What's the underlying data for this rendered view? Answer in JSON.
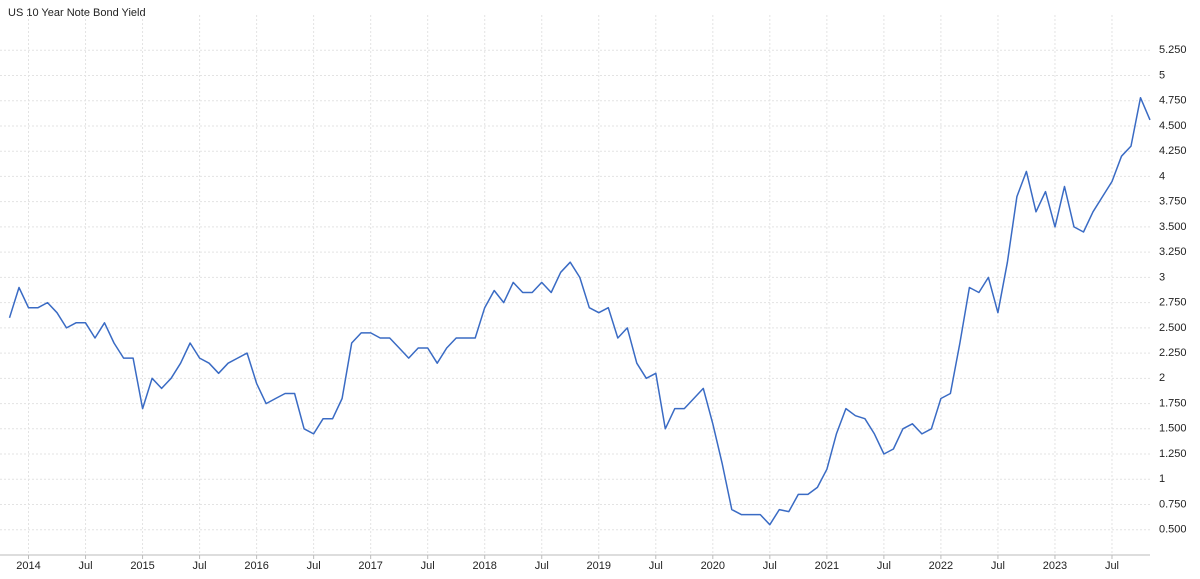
{
  "chart_data": {
    "type": "line",
    "title": "US 10 Year Note Bond Yield",
    "x": [
      "2013-11",
      "2013-12",
      "2014-01",
      "2014-02",
      "2014-03",
      "2014-04",
      "2014-05",
      "2014-06",
      "2014-07",
      "2014-08",
      "2014-09",
      "2014-10",
      "2014-11",
      "2014-12",
      "2015-01",
      "2015-02",
      "2015-03",
      "2015-04",
      "2015-05",
      "2015-06",
      "2015-07",
      "2015-08",
      "2015-09",
      "2015-10",
      "2015-11",
      "2015-12",
      "2016-01",
      "2016-02",
      "2016-03",
      "2016-04",
      "2016-05",
      "2016-06",
      "2016-07",
      "2016-08",
      "2016-09",
      "2016-10",
      "2016-11",
      "2016-12",
      "2017-01",
      "2017-02",
      "2017-03",
      "2017-04",
      "2017-05",
      "2017-06",
      "2017-07",
      "2017-08",
      "2017-09",
      "2017-10",
      "2017-11",
      "2017-12",
      "2018-01",
      "2018-02",
      "2018-03",
      "2018-04",
      "2018-05",
      "2018-06",
      "2018-07",
      "2018-08",
      "2018-09",
      "2018-10",
      "2018-11",
      "2018-12",
      "2019-01",
      "2019-02",
      "2019-03",
      "2019-04",
      "2019-05",
      "2019-06",
      "2019-07",
      "2019-08",
      "2019-09",
      "2019-10",
      "2019-11",
      "2019-12",
      "2020-01",
      "2020-02",
      "2020-03",
      "2020-04",
      "2020-05",
      "2020-06",
      "2020-07",
      "2020-08",
      "2020-09",
      "2020-10",
      "2020-11",
      "2020-12",
      "2021-01",
      "2021-02",
      "2021-03",
      "2021-04",
      "2021-05",
      "2021-06",
      "2021-07",
      "2021-08",
      "2021-09",
      "2021-10",
      "2021-11",
      "2021-12",
      "2022-01",
      "2022-02",
      "2022-03",
      "2022-04",
      "2022-05",
      "2022-06",
      "2022-07",
      "2022-08",
      "2022-09",
      "2022-10",
      "2022-11",
      "2022-12",
      "2023-01",
      "2023-02",
      "2023-03",
      "2023-04",
      "2023-05",
      "2023-06",
      "2023-07",
      "2023-08",
      "2023-09",
      "2023-10",
      "2023-11"
    ],
    "series": [
      {
        "name": "US 10 Year Note Bond Yield",
        "color": "#3a6bc4",
        "values": [
          2.6,
          2.9,
          2.7,
          2.7,
          2.75,
          2.65,
          2.5,
          2.55,
          2.55,
          2.4,
          2.55,
          2.35,
          2.2,
          2.2,
          1.7,
          2.0,
          1.9,
          2.0,
          2.15,
          2.35,
          2.2,
          2.15,
          2.05,
          2.15,
          2.2,
          2.25,
          1.95,
          1.75,
          1.8,
          1.85,
          1.85,
          1.5,
          1.45,
          1.6,
          1.6,
          1.8,
          2.35,
          2.45,
          2.45,
          2.4,
          2.4,
          2.3,
          2.2,
          2.3,
          2.3,
          2.15,
          2.3,
          2.4,
          2.4,
          2.4,
          2.7,
          2.87,
          2.75,
          2.95,
          2.85,
          2.85,
          2.95,
          2.85,
          3.05,
          3.15,
          3.0,
          2.7,
          2.65,
          2.7,
          2.4,
          2.5,
          2.15,
          2.0,
          2.05,
          1.5,
          1.7,
          1.7,
          1.8,
          1.9,
          1.55,
          1.15,
          0.7,
          0.65,
          0.65,
          0.65,
          0.55,
          0.7,
          0.68,
          0.85,
          0.85,
          0.92,
          1.1,
          1.45,
          1.7,
          1.63,
          1.6,
          1.45,
          1.25,
          1.3,
          1.5,
          1.55,
          1.45,
          1.5,
          1.8,
          1.85,
          2.35,
          2.9,
          2.85,
          3.0,
          2.65,
          3.15,
          3.8,
          4.05,
          3.65,
          3.85,
          3.5,
          3.9,
          3.5,
          3.45,
          3.65,
          3.8,
          3.95,
          4.2,
          4.3,
          4.78,
          4.56
        ]
      }
    ],
    "xlim": [
      "2013-10",
      "2023-11"
    ],
    "xticks": [
      {
        "value": "2014-01",
        "label": "2014"
      },
      {
        "value": "2014-07",
        "label": "Jul"
      },
      {
        "value": "2015-01",
        "label": "2015"
      },
      {
        "value": "2015-07",
        "label": "Jul"
      },
      {
        "value": "2016-01",
        "label": "2016"
      },
      {
        "value": "2016-07",
        "label": "Jul"
      },
      {
        "value": "2017-01",
        "label": "2017"
      },
      {
        "value": "2017-07",
        "label": "Jul"
      },
      {
        "value": "2018-01",
        "label": "2018"
      },
      {
        "value": "2018-07",
        "label": "Jul"
      },
      {
        "value": "2019-01",
        "label": "2019"
      },
      {
        "value": "2019-07",
        "label": "Jul"
      },
      {
        "value": "2020-01",
        "label": "2020"
      },
      {
        "value": "2020-07",
        "label": "Jul"
      },
      {
        "value": "2021-01",
        "label": "2021"
      },
      {
        "value": "2021-07",
        "label": "Jul"
      },
      {
        "value": "2022-01",
        "label": "2022"
      },
      {
        "value": "2022-07",
        "label": "Jul"
      },
      {
        "value": "2023-01",
        "label": "2023"
      },
      {
        "value": "2023-07",
        "label": "Jul"
      }
    ],
    "ylim": [
      0.25,
      5.5
    ],
    "yticks": [
      {
        "value": 0.5,
        "label": "0.500"
      },
      {
        "value": 0.75,
        "label": "0.750"
      },
      1,
      {
        "value": 1.25,
        "label": "1.250"
      },
      {
        "value": 1.5,
        "label": "1.500"
      },
      {
        "value": 1.75,
        "label": "1.750"
      },
      2,
      {
        "value": 2.25,
        "label": "2.250"
      },
      {
        "value": 2.5,
        "label": "2.500"
      },
      {
        "value": 2.75,
        "label": "2.750"
      },
      3,
      {
        "value": 3.25,
        "label": "3.250"
      },
      {
        "value": 3.5,
        "label": "3.500"
      },
      {
        "value": 3.75,
        "label": "3.750"
      },
      4,
      {
        "value": 4.25,
        "label": "4.250"
      },
      {
        "value": 4.5,
        "label": "4.500"
      },
      {
        "value": 4.75,
        "label": "4.750"
      },
      5,
      {
        "value": 5.25,
        "label": "5.250"
      }
    ],
    "grid": true
  }
}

[Task] The listing above needs to be output again exactly. Don't include the pictures.

[Exercise response]
What's the underlying data for this rendered view? Answer in JSON.
{
  "chart_data": {
    "type": "line",
    "title": "US 10 Year Note Bond Yield",
    "x": [
      "2013-11",
      "2013-12",
      "2014-01",
      "2014-02",
      "2014-03",
      "2014-04",
      "2014-05",
      "2014-06",
      "2014-07",
      "2014-08",
      "2014-09",
      "2014-10",
      "2014-11",
      "2014-12",
      "2015-01",
      "2015-02",
      "2015-03",
      "2015-04",
      "2015-05",
      "2015-06",
      "2015-07",
      "2015-08",
      "2015-09",
      "2015-10",
      "2015-11",
      "2015-12",
      "2016-01",
      "2016-02",
      "2016-03",
      "2016-04",
      "2016-05",
      "2016-06",
      "2016-07",
      "2016-08",
      "2016-09",
      "2016-10",
      "2016-11",
      "2016-12",
      "2017-01",
      "2017-02",
      "2017-03",
      "2017-04",
      "2017-05",
      "2017-06",
      "2017-07",
      "2017-08",
      "2017-09",
      "2017-10",
      "2017-11",
      "2017-12",
      "2018-01",
      "2018-02",
      "2018-03",
      "2018-04",
      "2018-05",
      "2018-06",
      "2018-07",
      "2018-08",
      "2018-09",
      "2018-10",
      "2018-11",
      "2018-12",
      "2019-01",
      "2019-02",
      "2019-03",
      "2019-04",
      "2019-05",
      "2019-06",
      "2019-07",
      "2019-08",
      "2019-09",
      "2019-10",
      "2019-11",
      "2019-12",
      "2020-01",
      "2020-02",
      "2020-03",
      "2020-04",
      "2020-05",
      "2020-06",
      "2020-07",
      "2020-08",
      "2020-09",
      "2020-10",
      "2020-11",
      "2020-12",
      "2021-01",
      "2021-02",
      "2021-03",
      "2021-04",
      "2021-05",
      "2021-06",
      "2021-07",
      "2021-08",
      "2021-09",
      "2021-10",
      "2021-11",
      "2021-12",
      "2022-01",
      "2022-02",
      "2022-03",
      "2022-04",
      "2022-05",
      "2022-06",
      "2022-07",
      "2022-08",
      "2022-09",
      "2022-10",
      "2022-11",
      "2022-12",
      "2023-01",
      "2023-02",
      "2023-03",
      "2023-04",
      "2023-05",
      "2023-06",
      "2023-07",
      "2023-08",
      "2023-09",
      "2023-10",
      "2023-11"
    ],
    "series": [
      {
        "name": "US 10 Year Note Bond Yield",
        "color": "#3a6bc4",
        "values": [
          2.6,
          2.9,
          2.7,
          2.7,
          2.75,
          2.65,
          2.5,
          2.55,
          2.55,
          2.4,
          2.55,
          2.35,
          2.2,
          2.2,
          1.7,
          2.0,
          1.9,
          2.0,
          2.15,
          2.35,
          2.2,
          2.15,
          2.05,
          2.15,
          2.2,
          2.25,
          1.95,
          1.75,
          1.8,
          1.85,
          1.85,
          1.5,
          1.45,
          1.6,
          1.6,
          1.8,
          2.35,
          2.45,
          2.45,
          2.4,
          2.4,
          2.3,
          2.2,
          2.3,
          2.3,
          2.15,
          2.3,
          2.4,
          2.4,
          2.4,
          2.7,
          2.87,
          2.75,
          2.95,
          2.85,
          2.85,
          2.95,
          2.85,
          3.05,
          3.15,
          3.0,
          2.7,
          2.65,
          2.7,
          2.4,
          2.5,
          2.15,
          2.0,
          2.05,
          1.5,
          1.7,
          1.7,
          1.8,
          1.9,
          1.55,
          1.15,
          0.7,
          0.65,
          0.65,
          0.65,
          0.55,
          0.7,
          0.68,
          0.85,
          0.85,
          0.92,
          1.1,
          1.45,
          1.7,
          1.63,
          1.6,
          1.45,
          1.25,
          1.3,
          1.5,
          1.55,
          1.45,
          1.5,
          1.8,
          1.85,
          2.35,
          2.9,
          2.85,
          3.0,
          2.65,
          3.15,
          3.8,
          4.05,
          3.65,
          3.85,
          3.5,
          3.9,
          3.5,
          3.45,
          3.65,
          3.8,
          3.95,
          4.2,
          4.3,
          4.78,
          4.56
        ]
      }
    ],
    "xlim": [
      "2013-10",
      "2023-11"
    ],
    "xticks": [
      {
        "value": "2014-01",
        "label": "2014"
      },
      {
        "value": "2014-07",
        "label": "Jul"
      },
      {
        "value": "2015-01",
        "label": "2015"
      },
      {
        "value": "2015-07",
        "label": "Jul"
      },
      {
        "value": "2016-01",
        "label": "2016"
      },
      {
        "value": "2016-07",
        "label": "Jul"
      },
      {
        "value": "2017-01",
        "label": "2017"
      },
      {
        "value": "2017-07",
        "label": "Jul"
      },
      {
        "value": "2018-01",
        "label": "2018"
      },
      {
        "value": "2018-07",
        "label": "Jul"
      },
      {
        "value": "2019-01",
        "label": "2019"
      },
      {
        "value": "2019-07",
        "label": "Jul"
      },
      {
        "value": "2020-01",
        "label": "2020"
      },
      {
        "value": "2020-07",
        "label": "Jul"
      },
      {
        "value": "2021-01",
        "label": "2021"
      },
      {
        "value": "2021-07",
        "label": "Jul"
      },
      {
        "value": "2022-01",
        "label": "2022"
      },
      {
        "value": "2022-07",
        "label": "Jul"
      },
      {
        "value": "2023-01",
        "label": "2023"
      },
      {
        "value": "2023-07",
        "label": "Jul"
      }
    ],
    "ylim": [
      0.25,
      5.5
    ],
    "yticks": [
      {
        "value": 0.5,
        "label": "0.500"
      },
      {
        "value": 0.75,
        "label": "0.750"
      },
      1,
      {
        "value": 1.25,
        "label": "1.250"
      },
      {
        "value": 1.5,
        "label": "1.500"
      },
      {
        "value": 1.75,
        "label": "1.750"
      },
      2,
      {
        "value": 2.25,
        "label": "2.250"
      },
      {
        "value": 2.5,
        "label": "2.500"
      },
      {
        "value": 2.75,
        "label": "2.750"
      },
      3,
      {
        "value": 3.25,
        "label": "3.250"
      },
      {
        "value": 3.5,
        "label": "3.500"
      },
      {
        "value": 3.75,
        "label": "3.750"
      },
      4,
      {
        "value": 4.25,
        "label": "4.250"
      },
      {
        "value": 4.5,
        "label": "4.500"
      },
      {
        "value": 4.75,
        "label": "4.750"
      },
      5,
      {
        "value": 5.25,
        "label": "5.250"
      }
    ],
    "grid": true
  }
}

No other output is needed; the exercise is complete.